Written request
Extract the records below word for word and ignore the images.

Supplied entries

____________

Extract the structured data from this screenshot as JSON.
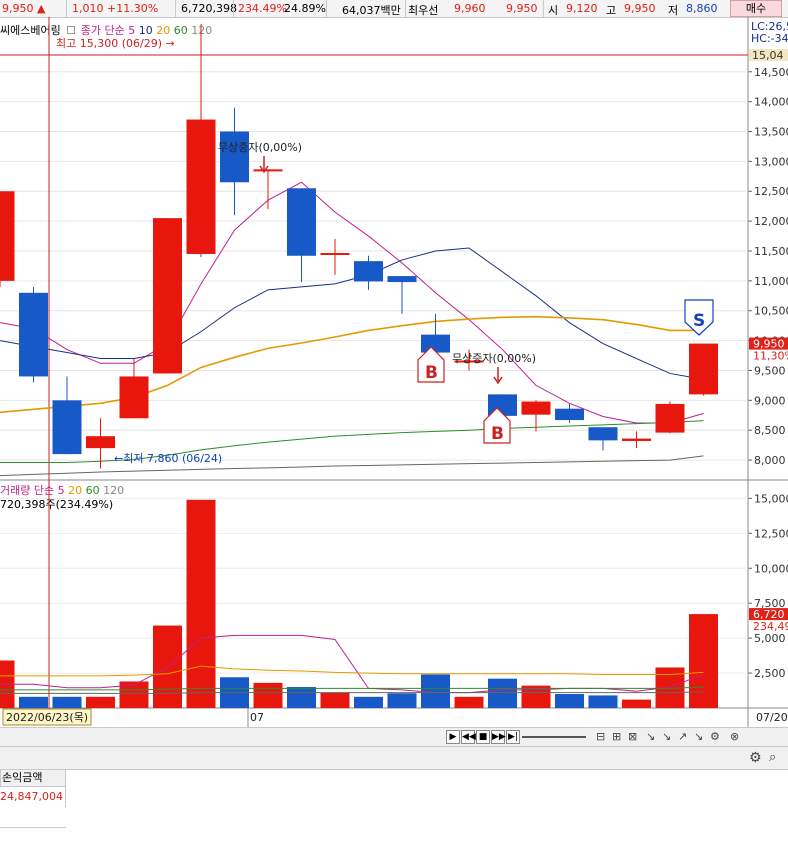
{
  "quote_bar": {
    "price": "9,950 ▲",
    "change": "1,010 +11.30%",
    "volume": "6,720,398",
    "vol_ratio": "234.49%",
    "turnover_pct": "24.89%",
    "amount": "64,037백만",
    "best_bid_label": "최우선",
    "best_bid_1": "9,960",
    "best_bid_2": "9,950",
    "open_label": "시",
    "open": "9,120",
    "high_label": "고",
    "high": "9,950",
    "low_label": "저",
    "low": "8,860",
    "buy_button": "매수"
  },
  "price_legend": {
    "stock": "씨에스베어링",
    "ma_label": "종가 단순",
    "periods": [
      "5",
      "10",
      "20",
      "60",
      "120"
    ],
    "colors": [
      "#c0208f",
      "#1a2e88",
      "#e39a00",
      "#2e8b2e",
      "#666666"
    ]
  },
  "right_top_labels": {
    "lc": "LC:26,5",
    "hc": "HC:-34"
  },
  "volume_legend": {
    "label": "거래량",
    "ma_label": "단순",
    "periods": [
      "5",
      "20",
      "60",
      "120"
    ],
    "info": "720,398주(234.49%)"
  },
  "chart_data": {
    "type": "candlestick",
    "price_axis": {
      "ylim": [
        7700,
        15400
      ],
      "ticks": [
        8000,
        8500,
        9000,
        9500,
        10000,
        10500,
        11000,
        11500,
        12000,
        12500,
        13000,
        13500,
        14000,
        14500
      ],
      "tick_labels": [
        "8,000",
        "8,500",
        "9,000",
        "9,500",
        "10,000",
        "10,500",
        "11,000",
        "11,500",
        "12,000",
        "12,500",
        "13,000",
        "13,500",
        "14,000",
        "14,500"
      ],
      "top_label": "15,04",
      "current_label": "9,950",
      "current_pct_label": "11,30%",
      "current": 9950
    },
    "candles": [
      {
        "o": 11000,
        "h": 12500,
        "l": 10900,
        "c": 12500
      },
      {
        "o": 10800,
        "h": 10900,
        "l": 9300,
        "c": 9400
      },
      {
        "o": 9000,
        "h": 9400,
        "l": 8100,
        "c": 8100
      },
      {
        "o": 8200,
        "h": 8700,
        "l": 7860,
        "c": 8400
      },
      {
        "o": 8700,
        "h": 9700,
        "l": 8700,
        "c": 9400
      },
      {
        "o": 9450,
        "h": 12050,
        "l": 9450,
        "c": 12050
      },
      {
        "o": 11450,
        "h": 15300,
        "l": 11400,
        "c": 13700
      },
      {
        "o": 13500,
        "h": 13900,
        "l": 12100,
        "c": 12650
      },
      {
        "o": 12850,
        "h": 12850,
        "l": 12200,
        "c": 12850
      },
      {
        "o": 12550,
        "h": 12550,
        "l": 10980,
        "c": 11420
      },
      {
        "o": 11450,
        "h": 11700,
        "l": 11100,
        "c": 11450
      },
      {
        "o": 11330,
        "h": 11420,
        "l": 10850,
        "c": 10990
      },
      {
        "o": 11080,
        "h": 11080,
        "l": 10450,
        "c": 10980
      },
      {
        "o": 10100,
        "h": 10450,
        "l": 9750,
        "c": 9800
      },
      {
        "o": 9650,
        "h": 9850,
        "l": 9500,
        "c": 9650
      },
      {
        "o": 9100,
        "h": 9100,
        "l": 8720,
        "c": 8740
      },
      {
        "o": 8760,
        "h": 9000,
        "l": 8480,
        "c": 8980
      },
      {
        "o": 8860,
        "h": 8940,
        "l": 8620,
        "c": 8670
      },
      {
        "o": 8550,
        "h": 8550,
        "l": 8160,
        "c": 8330
      },
      {
        "o": 8320,
        "h": 8480,
        "l": 8200,
        "c": 8360
      },
      {
        "o": 8460,
        "h": 8980,
        "l": 8450,
        "c": 8940
      },
      {
        "o": 9100,
        "h": 9950,
        "l": 9080,
        "c": 9950
      }
    ],
    "ma_series": [
      {
        "period": "5",
        "color": "#c0208f",
        "values": [
          10300,
          10200,
          9850,
          9620,
          9620,
          9950,
          10950,
          11850,
          12350,
          12650,
          12150,
          11750,
          11300,
          10800,
          10350,
          9850,
          9250,
          8950,
          8730,
          8620,
          8620,
          8780
        ]
      },
      {
        "period": "10",
        "color": "#1a2e88",
        "values": [
          10000,
          9900,
          9800,
          9700,
          9700,
          9800,
          10150,
          10550,
          10850,
          10900,
          10950,
          11100,
          11350,
          11500,
          11550,
          11150,
          10750,
          10300,
          9950,
          9700,
          9450,
          9350
        ]
      },
      {
        "period": "20",
        "color": "#e39a00",
        "values": [
          8800,
          8850,
          8900,
          8950,
          9050,
          9250,
          9550,
          9720,
          9870,
          9960,
          10060,
          10170,
          10250,
          10320,
          10360,
          10390,
          10400,
          10380,
          10350,
          10270,
          10170,
          10170
        ]
      },
      {
        "period": "60",
        "color": "#2e8b2e",
        "values": [
          7960,
          7960,
          7960,
          7980,
          8010,
          8080,
          8170,
          8240,
          8300,
          8350,
          8400,
          8430,
          8460,
          8480,
          8500,
          8530,
          8550,
          8570,
          8590,
          8610,
          8630,
          8660
        ]
      },
      {
        "period": "120",
        "color": "#666666",
        "values": [
          7740,
          7760,
          7780,
          7800,
          7815,
          7830,
          7845,
          7860,
          7870,
          7885,
          7900,
          7910,
          7920,
          7930,
          7940,
          7950,
          7960,
          7970,
          7980,
          7990,
          8000,
          8070
        ]
      }
    ],
    "annotations": {
      "high_marker": "최고 15,300 (06/29) →",
      "low_marker": "←최저 7,860 (06/24)",
      "event_1": "무상증자(0,00%)",
      "event_2": "무상증자(0,00%)",
      "buy_signal": "B",
      "sell_signal": "S"
    },
    "volume": {
      "ylim": [
        0,
        15600
      ],
      "ticks": [
        2500,
        5000,
        7500,
        10000,
        12500,
        15000
      ],
      "tick_labels": [
        "2,500",
        "5,000",
        "7,500",
        "10,000",
        "12,500",
        "15,000"
      ],
      "current_label": "6,720",
      "current_pct_label": "234,49",
      "bars": [
        3400,
        800,
        800,
        800,
        1900,
        5900,
        14900,
        2200,
        1800,
        1500,
        1100,
        800,
        1050,
        2400,
        800,
        2100,
        1600,
        1000,
        900,
        600,
        2900,
        6720
      ],
      "ma5": [
        1700,
        1700,
        1450,
        1450,
        1650,
        2900,
        5000,
        5200,
        5200,
        5200,
        4900,
        1400,
        1300,
        1100,
        1100,
        1300,
        1300,
        1400,
        1400,
        1200,
        1500,
        2400
      ],
      "ma20": [
        2300,
        2300,
        2300,
        2300,
        2350,
        2450,
        3000,
        2800,
        2700,
        2650,
        2550,
        2500,
        2450,
        2450,
        2450,
        2450,
        2450,
        2450,
        2400,
        2400,
        2400,
        2550
      ],
      "ma60": [
        1300,
        1300,
        1300,
        1300,
        1300,
        1350,
        1400,
        1400,
        1400,
        1400,
        1400,
        1400,
        1400,
        1400,
        1400,
        1400,
        1400,
        1400,
        1400,
        1400,
        1400,
        1500
      ],
      "ma120": [
        1050,
        1050,
        1050,
        1050,
        1050,
        1050,
        1100,
        1100,
        1100,
        1100,
        1100,
        1100,
        1100,
        1100,
        1100,
        1100,
        1100,
        1100,
        1100,
        1100,
        1100,
        1150
      ]
    },
    "x_axis": {
      "date_label": "2022/06/23(목)",
      "month_label": "07",
      "right_label": "07/20"
    }
  },
  "table": {
    "header": "손익금액",
    "value": "24,847,004"
  }
}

____________

Result of this exercise
Extract the structured data from this screenshot as JSON.
{
  "quote_bar": {
    "price": "9,950 ▲",
    "change": "1,010 +11.30%",
    "volume": "6,720,398",
    "vol_ratio": "234.49%",
    "turnover_pct": "24.89%",
    "amount": "64,037백만",
    "best_bid_label": "최우선",
    "best_bid_1": "9,960",
    "best_bid_2": "9,950",
    "open_label": "시",
    "open": "9,120",
    "high_label": "고",
    "high": "9,950",
    "low_label": "저",
    "low": "8,860",
    "buy_button": "매수"
  },
  "price_legend": {
    "stock": "씨에스베어링",
    "ma_label": "종가 단순",
    "periods": [
      "5",
      "10",
      "20",
      "60",
      "120"
    ],
    "colors": [
      "#c0208f",
      "#1a2e88",
      "#e39a00",
      "#2e8b2e",
      "#666666"
    ]
  },
  "right_top_labels": {
    "lc": "LC:26,5",
    "hc": "HC:-34"
  },
  "volume_legend": {
    "label": "거래량",
    "ma_label": "단순",
    "periods": [
      "5",
      "20",
      "60",
      "120"
    ],
    "info": "720,398주(234.49%)"
  },
  "chart_data": {
    "type": "candlestick",
    "price_axis": {
      "ylim": [
        7700,
        15400
      ],
      "ticks": [
        8000,
        8500,
        9000,
        9500,
        10000,
        10500,
        11000,
        11500,
        12000,
        12500,
        13000,
        13500,
        14000,
        14500
      ],
      "tick_labels": [
        "8,000",
        "8,500",
        "9,000",
        "9,500",
        "10,000",
        "10,500",
        "11,000",
        "11,500",
        "12,000",
        "12,500",
        "13,000",
        "13,500",
        "14,000",
        "14,500"
      ],
      "top_label": "15,04",
      "current_label": "9,950",
      "current_pct_label": "11,30%",
      "current": 9950
    },
    "candles": [
      {
        "o": 11000,
        "h": 12500,
        "l": 10900,
        "c": 12500
      },
      {
        "o": 10800,
        "h": 10900,
        "l": 9300,
        "c": 9400
      },
      {
        "o": 9000,
        "h": 9400,
        "l": 8100,
        "c": 8100
      },
      {
        "o": 8200,
        "h": 8700,
        "l": 7860,
        "c": 8400
      },
      {
        "o": 8700,
        "h": 9700,
        "l": 8700,
        "c": 9400
      },
      {
        "o": 9450,
        "h": 12050,
        "l": 9450,
        "c": 12050
      },
      {
        "o": 11450,
        "h": 15300,
        "l": 11400,
        "c": 13700
      },
      {
        "o": 13500,
        "h": 13900,
        "l": 12100,
        "c": 12650
      },
      {
        "o": 12850,
        "h": 12850,
        "l": 12200,
        "c": 12850
      },
      {
        "o": 12550,
        "h": 12550,
        "l": 10980,
        "c": 11420
      },
      {
        "o": 11450,
        "h": 11700,
        "l": 11100,
        "c": 11450
      },
      {
        "o": 11330,
        "h": 11420,
        "l": 10850,
        "c": 10990
      },
      {
        "o": 11080,
        "h": 11080,
        "l": 10450,
        "c": 10980
      },
      {
        "o": 10100,
        "h": 10450,
        "l": 9750,
        "c": 9800
      },
      {
        "o": 9650,
        "h": 9850,
        "l": 9500,
        "c": 9650
      },
      {
        "o": 9100,
        "h": 9100,
        "l": 8720,
        "c": 8740
      },
      {
        "o": 8760,
        "h": 9000,
        "l": 8480,
        "c": 8980
      },
      {
        "o": 8860,
        "h": 8940,
        "l": 8620,
        "c": 8670
      },
      {
        "o": 8550,
        "h": 8550,
        "l": 8160,
        "c": 8330
      },
      {
        "o": 8320,
        "h": 8480,
        "l": 8200,
        "c": 8360
      },
      {
        "o": 8460,
        "h": 8980,
        "l": 8450,
        "c": 8940
      },
      {
        "o": 9100,
        "h": 9950,
        "l": 9080,
        "c": 9950
      }
    ],
    "ma_series": [
      {
        "period": "5",
        "color": "#c0208f",
        "values": [
          10300,
          10200,
          9850,
          9620,
          9620,
          9950,
          10950,
          11850,
          12350,
          12650,
          12150,
          11750,
          11300,
          10800,
          10350,
          9850,
          9250,
          8950,
          8730,
          8620,
          8620,
          8780
        ]
      },
      {
        "period": "10",
        "color": "#1a2e88",
        "values": [
          10000,
          9900,
          9800,
          9700,
          9700,
          9800,
          10150,
          10550,
          10850,
          10900,
          10950,
          11100,
          11350,
          11500,
          11550,
          11150,
          10750,
          10300,
          9950,
          9700,
          9450,
          9350
        ]
      },
      {
        "period": "20",
        "color": "#e39a00",
        "values": [
          8800,
          8850,
          8900,
          8950,
          9050,
          9250,
          9550,
          9720,
          9870,
          9960,
          10060,
          10170,
          10250,
          10320,
          10360,
          10390,
          10400,
          10380,
          10350,
          10270,
          10170,
          10170
        ]
      },
      {
        "period": "60",
        "color": "#2e8b2e",
        "values": [
          7960,
          7960,
          7960,
          7980,
          8010,
          8080,
          8170,
          8240,
          8300,
          8350,
          8400,
          8430,
          8460,
          8480,
          8500,
          8530,
          8550,
          8570,
          8590,
          8610,
          8630,
          8660
        ]
      },
      {
        "period": "120",
        "color": "#666666",
        "values": [
          7740,
          7760,
          7780,
          7800,
          7815,
          7830,
          7845,
          7860,
          7870,
          7885,
          7900,
          7910,
          7920,
          7930,
          7940,
          7950,
          7960,
          7970,
          7980,
          7990,
          8000,
          8070
        ]
      }
    ],
    "annotations": {
      "high_marker": "최고 15,300 (06/29) →",
      "low_marker": "←최저 7,860 (06/24)",
      "event_1": "무상증자(0,00%)",
      "event_2": "무상증자(0,00%)",
      "buy_signal": "B",
      "sell_signal": "S"
    },
    "volume": {
      "ylim": [
        0,
        15600
      ],
      "ticks": [
        2500,
        5000,
        7500,
        10000,
        12500,
        15000
      ],
      "tick_labels": [
        "2,500",
        "5,000",
        "7,500",
        "10,000",
        "12,500",
        "15,000"
      ],
      "current_label": "6,720",
      "current_pct_label": "234,49",
      "bars": [
        3400,
        800,
        800,
        800,
        1900,
        5900,
        14900,
        2200,
        1800,
        1500,
        1100,
        800,
        1050,
        2400,
        800,
        2100,
        1600,
        1000,
        900,
        600,
        2900,
        6720
      ],
      "ma5": [
        1700,
        1700,
        1450,
        1450,
        1650,
        2900,
        5000,
        5200,
        5200,
        5200,
        4900,
        1400,
        1300,
        1100,
        1100,
        1300,
        1300,
        1400,
        1400,
        1200,
        1500,
        2400
      ],
      "ma20": [
        2300,
        2300,
        2300,
        2300,
        2350,
        2450,
        3000,
        2800,
        2700,
        2650,
        2550,
        2500,
        2450,
        2450,
        2450,
        2450,
        2450,
        2450,
        2400,
        2400,
        2400,
        2550
      ],
      "ma60": [
        1300,
        1300,
        1300,
        1300,
        1300,
        1350,
        1400,
        1400,
        1400,
        1400,
        1400,
        1400,
        1400,
        1400,
        1400,
        1400,
        1400,
        1400,
        1400,
        1400,
        1400,
        1500
      ],
      "ma120": [
        1050,
        1050,
        1050,
        1050,
        1050,
        1050,
        1100,
        1100,
        1100,
        1100,
        1100,
        1100,
        1100,
        1100,
        1100,
        1100,
        1100,
        1100,
        1100,
        1100,
        1100,
        1150
      ]
    },
    "x_axis": {
      "date_label": "2022/06/23(목)",
      "month_label": "07",
      "right_label": "07/20"
    }
  },
  "table": {
    "header": "손익금액",
    "value": "24,847,004"
  }
}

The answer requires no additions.